### What you are asked to do
Pictures do not belong in the copy. Return all of the entries exactly.

** Start of The input **

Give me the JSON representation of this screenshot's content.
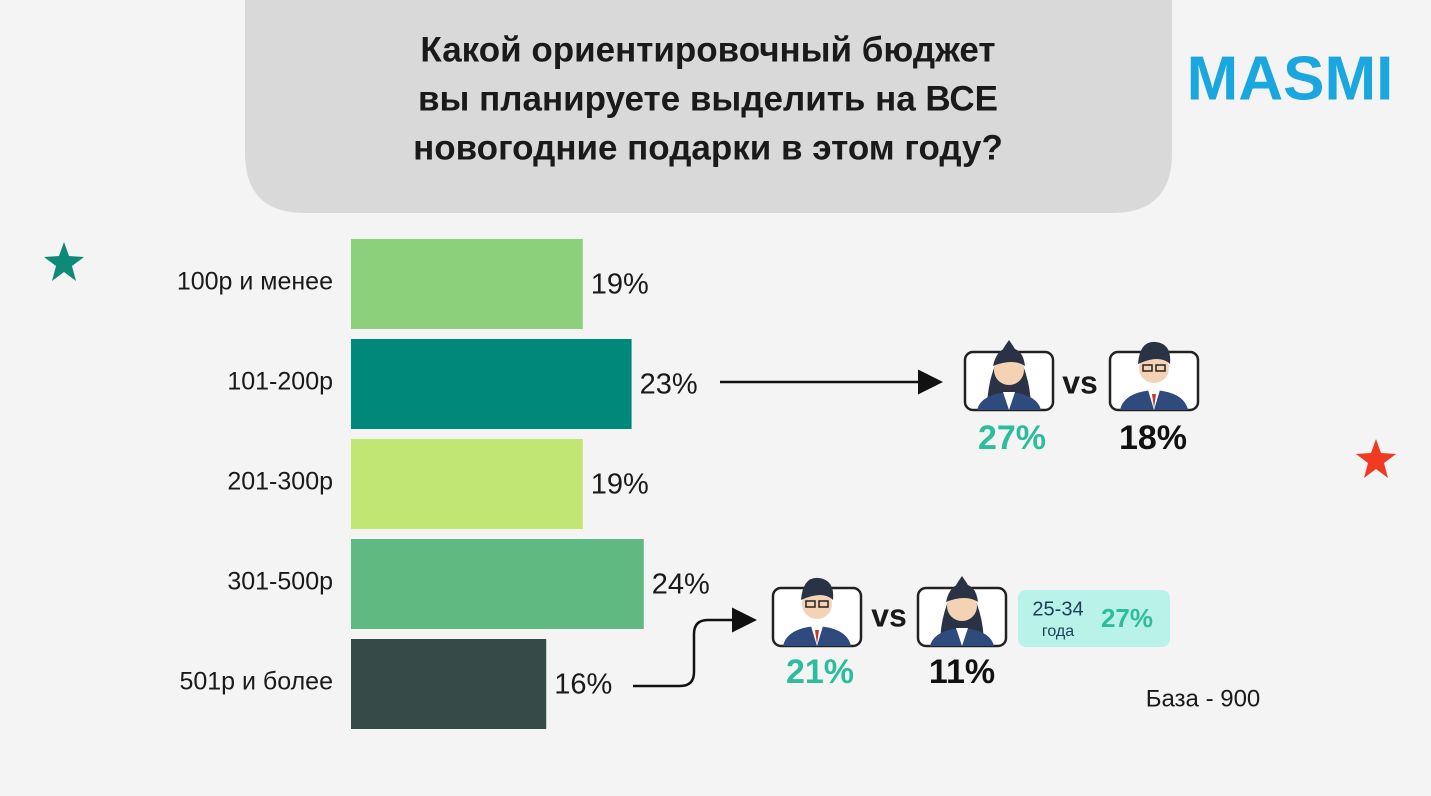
{
  "logo": "MASMI",
  "chart_data": {
    "type": "bar",
    "orientation": "horizontal",
    "title": [
      "Какой ориентировочный бюджет",
      "вы планируете выделить на ВСЕ",
      "новогодние подарки в этом году?"
    ],
    "categories": [
      "100р и менее",
      "101-200р",
      "201-300р",
      "301-500р",
      "501р и более"
    ],
    "values": [
      19,
      23,
      19,
      24,
      16
    ],
    "value_labels": [
      "19%",
      "23%",
      "19%",
      "24%",
      "16%"
    ],
    "colors": [
      "#8cd07b",
      "#00887a",
      "#c2e673",
      "#60b981",
      "#364a47"
    ],
    "comparisons": [
      {
        "values": [
          27,
          18
        ],
        "value_labels": [
          "27%",
          "18%"
        ],
        "separator": "vs",
        "colors": [
          "#2dbd9c",
          "#111111"
        ]
      },
      {
        "values": [
          21,
          11
        ],
        "value_labels": [
          "21%",
          "11%"
        ],
        "separator": "vs",
        "colors": [
          "#2dbd9c",
          "#111111"
        ],
        "segment": {
          "label": [
            "25-34",
            "года"
          ],
          "value": 27,
          "value_label": "27%"
        }
      }
    ],
    "footnote": "База - 900"
  }
}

** End of The input **

### Result of the exercise
Give me the JSON representation of this screenshot's content.
{
  "logo": "MASMI",
  "chart_data": {
    "type": "bar",
    "orientation": "horizontal",
    "title": [
      "Какой ориентировочный бюджет",
      "вы планируете выделить на ВСЕ",
      "новогодние подарки в этом году?"
    ],
    "categories": [
      "100р и менее",
      "101-200р",
      "201-300р",
      "301-500р",
      "501р и более"
    ],
    "values": [
      19,
      23,
      19,
      24,
      16
    ],
    "value_labels": [
      "19%",
      "23%",
      "19%",
      "24%",
      "16%"
    ],
    "colors": [
      "#8cd07b",
      "#00887a",
      "#c2e673",
      "#60b981",
      "#364a47"
    ],
    "comparisons": [
      {
        "values": [
          27,
          18
        ],
        "value_labels": [
          "27%",
          "18%"
        ],
        "separator": "vs",
        "colors": [
          "#2dbd9c",
          "#111111"
        ]
      },
      {
        "values": [
          21,
          11
        ],
        "value_labels": [
          "21%",
          "11%"
        ],
        "separator": "vs",
        "colors": [
          "#2dbd9c",
          "#111111"
        ],
        "segment": {
          "label": [
            "25-34",
            "года"
          ],
          "value": 27,
          "value_label": "27%"
        }
      }
    ],
    "footnote": "База - 900"
  }
}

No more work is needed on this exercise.